Figure data in JSON:
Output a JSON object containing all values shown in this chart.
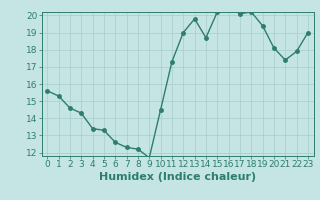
{
  "x": [
    0,
    1,
    2,
    3,
    4,
    5,
    6,
    7,
    8,
    9,
    10,
    11,
    12,
    13,
    14,
    15,
    16,
    17,
    18,
    19,
    20,
    21,
    22,
    23
  ],
  "y": [
    15.6,
    15.3,
    14.6,
    14.3,
    13.4,
    13.3,
    12.6,
    12.3,
    12.2,
    11.7,
    14.5,
    17.3,
    19.0,
    19.8,
    18.7,
    20.2,
    20.5,
    20.1,
    20.2,
    19.4,
    18.1,
    17.4,
    17.9,
    19.0
  ],
  "line_color": "#2e7d6e",
  "marker_color": "#2e7d6e",
  "bg_color": "#c5e5e5",
  "grid_color": "#a8cccc",
  "xlabel": "Humidex (Indice chaleur)",
  "ylim": [
    12,
    20
  ],
  "xlim": [
    -0.5,
    23.5
  ],
  "yticks": [
    12,
    13,
    14,
    15,
    16,
    17,
    18,
    19,
    20
  ],
  "xticks": [
    0,
    1,
    2,
    3,
    4,
    5,
    6,
    7,
    8,
    9,
    10,
    11,
    12,
    13,
    14,
    15,
    16,
    17,
    18,
    19,
    20,
    21,
    22,
    23
  ],
  "tick_label_fontsize": 6.5,
  "xlabel_fontsize": 8,
  "line_width": 1.0,
  "marker_size": 2.5
}
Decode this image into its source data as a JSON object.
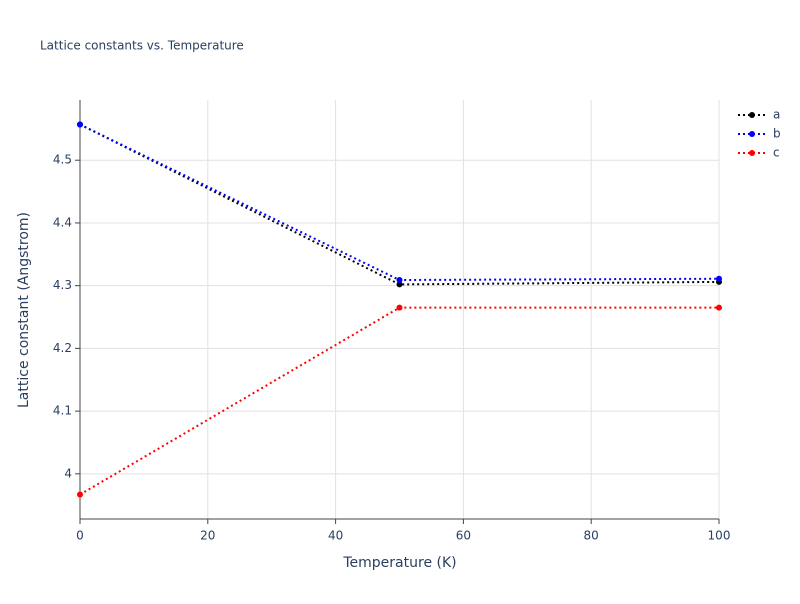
{
  "chart_data": {
    "type": "line",
    "title": "Lattice constants vs. Temperature",
    "x_label": "Temperature (K)",
    "y_label": "Lattice constant (Angstrom)",
    "x": [
      0,
      50,
      100
    ],
    "series": [
      {
        "name": "a",
        "color": "#000000",
        "values": [
          4.557,
          4.302,
          4.306
        ]
      },
      {
        "name": "b",
        "color": "#0000ff",
        "values": [
          4.557,
          4.309,
          4.311
        ]
      },
      {
        "name": "c",
        "color": "#ff0000",
        "values": [
          3.967,
          4.265,
          4.265
        ]
      }
    ],
    "xlim": [
      0,
      100
    ],
    "xticks": [
      0,
      20,
      40,
      60,
      80,
      100
    ],
    "ylim": [
      3.928,
      4.596
    ],
    "yticks": [
      4,
      4.1,
      4.2,
      4.3,
      4.4,
      4.5
    ],
    "grid": true,
    "legend": "top-right"
  }
}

Brief: Transcribe all of the material exactly, leaving out whatever pictures it contains.

Reply:
Output a JSON object containing all values shown in this chart.
{
  "x": [
    0,
    1,
    2,
    3,
    4,
    5,
    6,
    7,
    8,
    9,
    10,
    11,
    12,
    13,
    14,
    15,
    16,
    17,
    18,
    19,
    20,
    21,
    22,
    23
  ],
  "y": [
    15.6,
    15.3,
    14.6,
    14.3,
    13.4,
    13.3,
    12.6,
    12.3,
    12.2,
    11.7,
    14.5,
    17.3,
    19.0,
    19.8,
    18.7,
    20.2,
    20.5,
    20.1,
    20.2,
    19.4,
    18.1,
    17.4,
    17.9,
    19.0
  ],
  "line_color": "#2e7d6e",
  "marker_color": "#2e7d6e",
  "bg_color": "#c5e5e5",
  "grid_color": "#a8cccc",
  "xlabel": "Humidex (Indice chaleur)",
  "ylim": [
    12,
    20
  ],
  "xlim": [
    -0.5,
    23.5
  ],
  "yticks": [
    12,
    13,
    14,
    15,
    16,
    17,
    18,
    19,
    20
  ],
  "xticks": [
    0,
    1,
    2,
    3,
    4,
    5,
    6,
    7,
    8,
    9,
    10,
    11,
    12,
    13,
    14,
    15,
    16,
    17,
    18,
    19,
    20,
    21,
    22,
    23
  ],
  "tick_label_fontsize": 6.5,
  "xlabel_fontsize": 8,
  "line_width": 1.0,
  "marker_size": 2.5
}
Decode this image into its source data as a JSON object.
{
  "chart_data": {
    "type": "line",
    "title": "Lattice constants vs. Temperature",
    "x_label": "Temperature (K)",
    "y_label": "Lattice constant (Angstrom)",
    "x": [
      0,
      50,
      100
    ],
    "series": [
      {
        "name": "a",
        "color": "#000000",
        "values": [
          4.557,
          4.302,
          4.306
        ]
      },
      {
        "name": "b",
        "color": "#0000ff",
        "values": [
          4.557,
          4.309,
          4.311
        ]
      },
      {
        "name": "c",
        "color": "#ff0000",
        "values": [
          3.967,
          4.265,
          4.265
        ]
      }
    ],
    "xlim": [
      0,
      100
    ],
    "xticks": [
      0,
      20,
      40,
      60,
      80,
      100
    ],
    "ylim": [
      3.928,
      4.596
    ],
    "yticks": [
      4,
      4.1,
      4.2,
      4.3,
      4.4,
      4.5
    ],
    "grid": true,
    "legend": "top-right"
  }
}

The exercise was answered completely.